Given exercise:
Please repeat the lines starting at the one containing "bar-segment: [427, 285, 491, 348]" and ending at the one containing "Segment this screenshot: for", renaming "y-tick-label" to "y-axis-tick" wherever it occurs and leaving everything else unchanged.

------------------------------------------------------------

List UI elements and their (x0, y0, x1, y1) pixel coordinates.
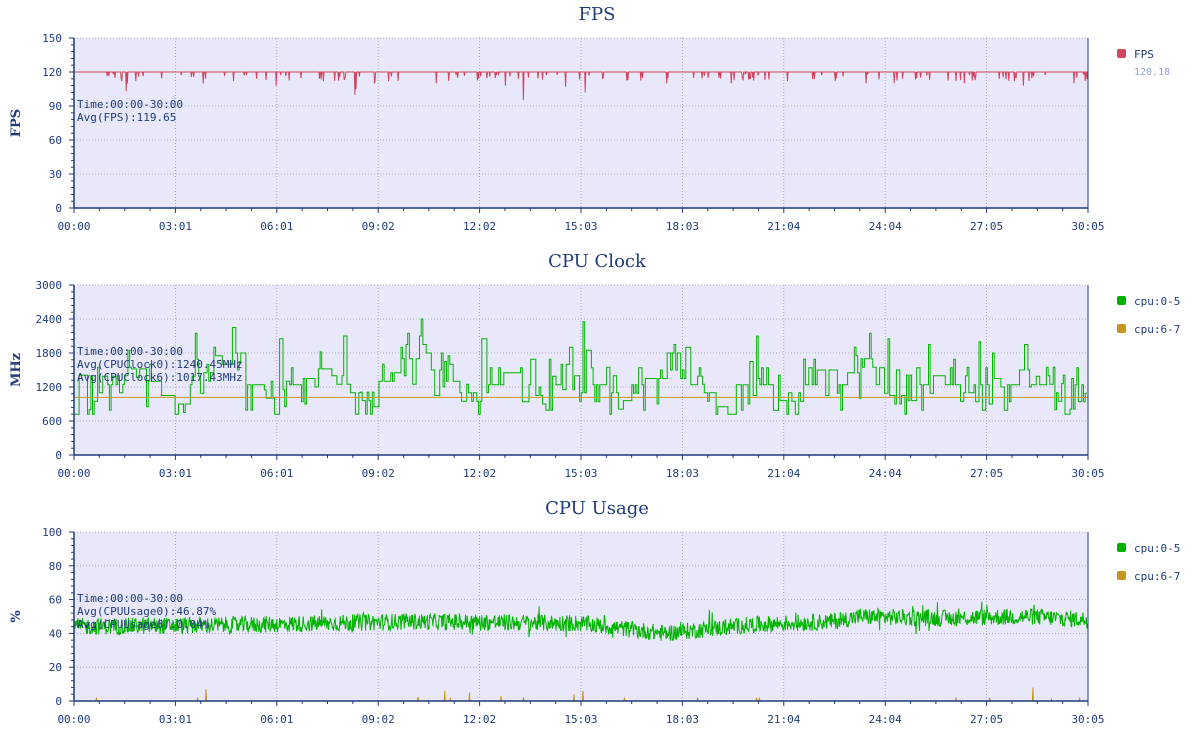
legend-swatch (1117, 571, 1126, 580)
x-tick-label: 27:05 (970, 220, 1003, 233)
annotation-line: Avg(CPUClock0):1240.45MHz (77, 358, 243, 371)
series-group (74, 601, 1088, 701)
chart-title: CPU Usage (545, 498, 649, 519)
legend-swatch (1117, 296, 1126, 305)
annotation-line: Time:00:00-30:00 (77, 345, 183, 358)
y-tick-label: 100 (42, 526, 62, 539)
annotation-line: Time:00:00-30:00 (77, 592, 183, 605)
x-tick-label: 21:04 (767, 220, 800, 233)
x-tick-label: 30:05 (1071, 467, 1104, 480)
y-tick-label: 0 (55, 449, 62, 462)
x-tick-label: 15:03 (564, 467, 597, 480)
annotation-line: Avg(CPUUsage0):46.87% (77, 605, 216, 618)
series-group (74, 71, 1088, 101)
y-tick-label: 3000 (36, 279, 63, 292)
y-tick-label: 600 (42, 415, 62, 428)
legend-swatch (1117, 49, 1126, 58)
y-axis-label: FPS (9, 109, 24, 137)
y-tick-label: 20 (49, 661, 62, 674)
y-tick-label: 80 (49, 560, 62, 573)
x-tick-label: 00:00 (57, 220, 90, 233)
x-tick-label: 03:01 (159, 467, 192, 480)
legend-swatch (1117, 543, 1126, 552)
legend-swatch (1117, 324, 1126, 333)
series-group (74, 318, 1088, 415)
x-tick-label: 24:04 (869, 220, 902, 233)
x-tick-label: 15:03 (564, 713, 597, 726)
annotation-line: Avg(CPUUsage6):0.04% (77, 618, 210, 631)
series-line-fps (74, 71, 1088, 101)
y-tick-label: 2400 (36, 313, 63, 326)
legend-label: cpu:6-7 (1134, 570, 1180, 583)
x-tick-label: 09:02 (362, 467, 395, 480)
x-tick-label: 30:05 (1071, 220, 1104, 233)
y-tick-label: 120 (42, 66, 62, 79)
x-tick-label: 00:00 (57, 713, 90, 726)
chart-panel-0: FPS 0 30 60 90 120 150 00:00 03:01 06:01 09:02 12:0… (9, 4, 1170, 233)
x-tick-label: 12:02 (463, 220, 496, 233)
legend-label: cpu:6-7 (1134, 323, 1180, 336)
x-tick-label: 06:01 (260, 713, 293, 726)
y-axis-label: % (9, 610, 24, 623)
y-axis-label: MHz (9, 353, 24, 387)
x-tick-label: 06:01 (260, 467, 293, 480)
x-tick-label: 09:02 (362, 713, 395, 726)
x-tick-label: 15:03 (564, 220, 597, 233)
chart-panel-1: CPU Clock 0 600 1200 1800 2400 3000 00:00 03:01 0… (9, 251, 1180, 480)
y-tick-label: 0 (55, 202, 62, 215)
chart-title: FPS (579, 4, 616, 25)
x-tick-label: 12:02 (463, 467, 496, 480)
y-tick-label: 30 (49, 168, 62, 181)
annotation-line: Avg(CPUClock6):1017.43MHz (77, 371, 243, 384)
y-tick-label: 60 (49, 134, 62, 147)
y-tick-label: 60 (49, 594, 62, 607)
x-tick-label: 18:03 (666, 713, 699, 726)
annotation-line: Time:00:00-30:00 (77, 98, 183, 111)
series-line-cpu-0-5 (74, 318, 1087, 415)
chart-panel-2: CPU Usage 0 20 40 60 80 100 00:00 03:01 06:01 09:0… (9, 498, 1180, 726)
y-tick-label: 1800 (36, 347, 63, 360)
y-tick-label: 90 (49, 100, 62, 113)
chart-title: CPU Clock (548, 251, 647, 272)
x-tick-label: 21:04 (767, 713, 800, 726)
series-line-cpu-0-5 (74, 601, 1088, 642)
x-tick-label: 03:01 (159, 713, 192, 726)
x-tick-label: 27:05 (970, 713, 1003, 726)
x-tick-label: 09:02 (362, 220, 395, 233)
x-tick-label: 18:03 (666, 467, 699, 480)
x-tick-label: 24:04 (869, 467, 902, 480)
x-tick-label: 27:05 (970, 467, 1003, 480)
x-tick-label: 03:01 (159, 220, 192, 233)
x-tick-label: 30:05 (1071, 713, 1104, 726)
y-tick-label: 1200 (36, 381, 63, 394)
x-tick-label: 12:02 (463, 713, 496, 726)
x-tick-label: 24:04 (869, 713, 902, 726)
y-tick-label: 40 (49, 627, 62, 640)
x-tick-label: 00:00 (57, 467, 90, 480)
x-tick-label: 18:03 (666, 220, 699, 233)
legend-label: FPS (1134, 48, 1154, 61)
y-tick-label: 0 (55, 695, 62, 708)
x-tick-label: 06:01 (260, 220, 293, 233)
annotation-line: Avg(FPS):119.65 (77, 111, 176, 124)
legend-label: cpu:0-5 (1134, 295, 1180, 308)
y-tick-label: 150 (42, 32, 62, 45)
legend-label: cpu:0-5 (1134, 542, 1180, 555)
x-tick-label: 21:04 (767, 467, 800, 480)
legend-value: 120.18 (1134, 67, 1170, 78)
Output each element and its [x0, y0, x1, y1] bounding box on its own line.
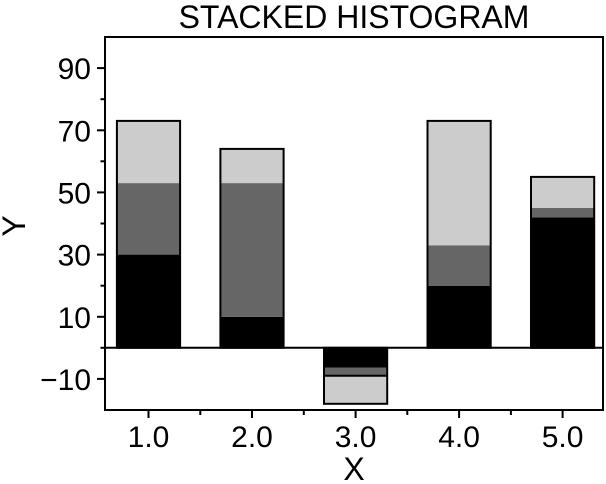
bar-segment: [427, 285, 491, 348]
x-tick-label: 1.0: [128, 421, 170, 454]
y-tick-label: −10: [40, 364, 91, 397]
y-tick-label: 50: [58, 177, 91, 210]
bar-segment: [324, 366, 388, 376]
bar-segment: [324, 347, 388, 367]
y-tick-label: 70: [58, 115, 91, 148]
bar-segment: [220, 183, 284, 317]
x-axis-label: X: [343, 451, 365, 484]
chart-title: STACKED HISTOGRAM: [178, 0, 530, 35]
y-tick-label: 90: [58, 53, 91, 86]
bar-segment: [220, 148, 284, 184]
x-tick-label: 5.0: [542, 421, 584, 454]
bar-segment: [116, 183, 181, 255]
x-tick-label: 4.0: [438, 421, 480, 454]
bar-segment: [531, 208, 595, 218]
bar-segment: [531, 217, 595, 348]
bar-segment: [116, 120, 181, 184]
bar-segment: [531, 176, 595, 208]
x-tick-label: 2.0: [231, 421, 273, 454]
bar-segment: [116, 254, 181, 348]
bar-segment: [220, 316, 284, 348]
bar-segment: [427, 245, 491, 286]
x-tick-label: 3.0: [335, 421, 377, 454]
y-tick-label: 10: [58, 302, 91, 335]
bar-segment: [427, 120, 491, 246]
y-tick-label: 30: [58, 240, 91, 273]
bar-segment: [324, 375, 388, 404]
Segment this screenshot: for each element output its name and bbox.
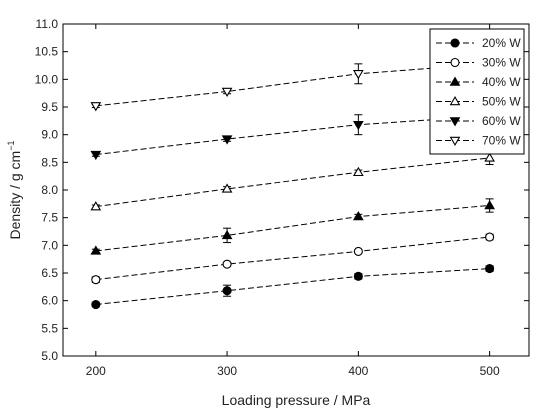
legend-marker bbox=[449, 76, 461, 86]
data-point bbox=[352, 120, 364, 131]
data-point bbox=[484, 199, 495, 210]
x-axis-title: Loading pressure / MPa bbox=[222, 392, 371, 408]
y-axis-title-superscript: −1 bbox=[6, 141, 16, 151]
legend-marker bbox=[450, 38, 460, 48]
y-axis-title-main: Density / g cm bbox=[7, 151, 23, 240]
legend-label: 20% W bbox=[482, 36, 521, 50]
y-tick-label: 8.0 bbox=[41, 183, 58, 197]
series-line bbox=[95, 63, 490, 107]
legend-marker bbox=[449, 96, 461, 106]
series-2 bbox=[90, 198, 495, 255]
data-point bbox=[221, 183, 233, 193]
y-tick-label: 5.5 bbox=[41, 321, 58, 335]
data-point bbox=[90, 245, 102, 255]
data-point bbox=[90, 201, 102, 211]
y-tick-label: 8.5 bbox=[41, 155, 58, 169]
series-line bbox=[95, 236, 490, 281]
data-point bbox=[352, 70, 364, 80]
x-tick-label: 300 bbox=[217, 364, 237, 378]
y-tick-label: 5.0 bbox=[41, 349, 58, 363]
legend-marker bbox=[450, 57, 460, 68]
x-tick-label: 400 bbox=[348, 364, 368, 378]
data-point bbox=[221, 87, 233, 98]
legend-box bbox=[429, 28, 525, 155]
legend: 20% W 30% W 40% W 50% W 60% W 70% W bbox=[429, 28, 525, 155]
y-tick-label: 10.5 bbox=[35, 45, 59, 59]
legend-label: 60% W bbox=[482, 114, 521, 128]
series-line bbox=[95, 268, 490, 305]
data-point bbox=[484, 152, 495, 162]
data-point bbox=[485, 264, 495, 274]
series-3 bbox=[90, 150, 495, 211]
x-tick-label: 500 bbox=[480, 364, 500, 378]
legend-label: 70% W bbox=[482, 134, 521, 148]
legend-label: 40% W bbox=[482, 75, 521, 89]
legend-label: 30% W bbox=[482, 56, 521, 70]
y-tick-label: 10.0 bbox=[35, 72, 59, 86]
legend-item-4: 60% W bbox=[436, 114, 521, 128]
series-1 bbox=[91, 232, 495, 285]
y-tick-label: 11.0 bbox=[36, 17, 59, 31]
y-tick-label: 6.0 bbox=[41, 294, 58, 308]
legend-item-5: 70% W bbox=[436, 134, 521, 148]
data-point bbox=[352, 166, 364, 177]
legend-item-2: 40% W bbox=[436, 75, 521, 89]
y-tick-label: 9.5 bbox=[41, 100, 58, 114]
legend-marker bbox=[449, 117, 461, 127]
series-group bbox=[90, 60, 495, 310]
data-point bbox=[353, 271, 363, 281]
series-line bbox=[95, 205, 490, 252]
y-tick-label: 6.5 bbox=[41, 266, 58, 280]
data-point bbox=[90, 102, 102, 112]
series-0 bbox=[91, 264, 495, 310]
y-tick-label: 7.0 bbox=[41, 238, 58, 252]
data-point bbox=[90, 150, 102, 161]
data-point bbox=[353, 246, 363, 256]
y-tick-label: 7.5 bbox=[41, 211, 58, 225]
data-point bbox=[91, 299, 101, 310]
data-point bbox=[221, 229, 233, 240]
x-tick-label: 200 bbox=[86, 364, 106, 378]
legend-item-0: 20% W bbox=[436, 36, 521, 50]
legend-item-3: 50% W bbox=[436, 95, 521, 109]
series-line bbox=[95, 157, 490, 208]
data-point bbox=[485, 232, 495, 242]
series-line bbox=[95, 115, 490, 156]
legend-label: 50% W bbox=[482, 95, 521, 109]
y-axis-title: Density / g cm−1 bbox=[6, 141, 23, 240]
legend-item-1: 30% W bbox=[436, 56, 521, 70]
data-point bbox=[222, 259, 232, 269]
data-point bbox=[91, 275, 101, 285]
data-point bbox=[222, 286, 232, 296]
data-point bbox=[221, 135, 233, 145]
axis-ticks: 200 300 400 500 5.0 5.5 6.0 6.5 7.0 7.5 8.0 8.5 9.0 9… bbox=[35, 17, 529, 378]
y-tick-label: 9.0 bbox=[41, 128, 58, 142]
legend-marker bbox=[449, 136, 461, 146]
data-point bbox=[352, 211, 364, 221]
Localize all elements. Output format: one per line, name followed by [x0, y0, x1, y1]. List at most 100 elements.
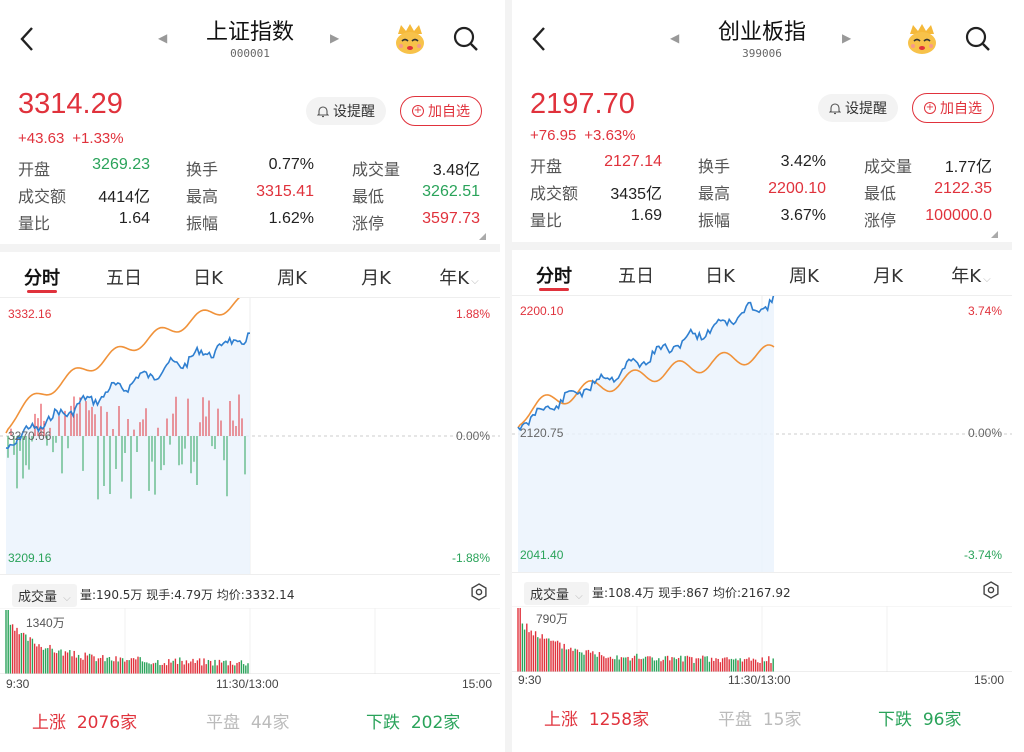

------------------------------------------------------------

Exercise solution:
bar-segment: [427, 285, 491, 348]
x-tick-label: 1.0: [128, 421, 170, 454]
y-axis-tick: −10: [40, 364, 91, 397]
y-axis-tick: 50: [58, 177, 91, 210]
bar-segment: [324, 366, 388, 376]
bar-segment: [324, 347, 388, 367]
y-axis-tick: 70: [58, 115, 91, 148]
bar-segment: [220, 183, 284, 317]
x-axis-label: X: [343, 451, 365, 484]
chart-title: STACKED HISTOGRAM: [178, 0, 530, 35]
y-axis-tick: 90: [58, 53, 91, 86]
bar-segment: [220, 148, 284, 184]
x-tick-label: 5.0: [542, 421, 584, 454]
bar-segment: [116, 183, 181, 255]
x-tick-label: 4.0: [438, 421, 480, 454]
bar-segment: [531, 208, 595, 218]
bar-segment: [531, 217, 595, 348]
bar-segment: [116, 120, 181, 184]
bar-segment: [531, 176, 595, 208]
x-tick-label: 2.0: [231, 421, 273, 454]
bar-segment: [116, 254, 181, 348]
bar-segment: [220, 316, 284, 348]
bar-segment: [427, 245, 491, 286]
x-tick-label: 3.0: [335, 421, 377, 454]
y-axis-tick: 10: [58, 302, 91, 335]
bar-segment: [427, 120, 491, 246]
y-axis-tick: 30: [58, 240, 91, 273]
bar-segment: [324, 375, 388, 404]
Segment this screenshot: for each element output its name and bbox.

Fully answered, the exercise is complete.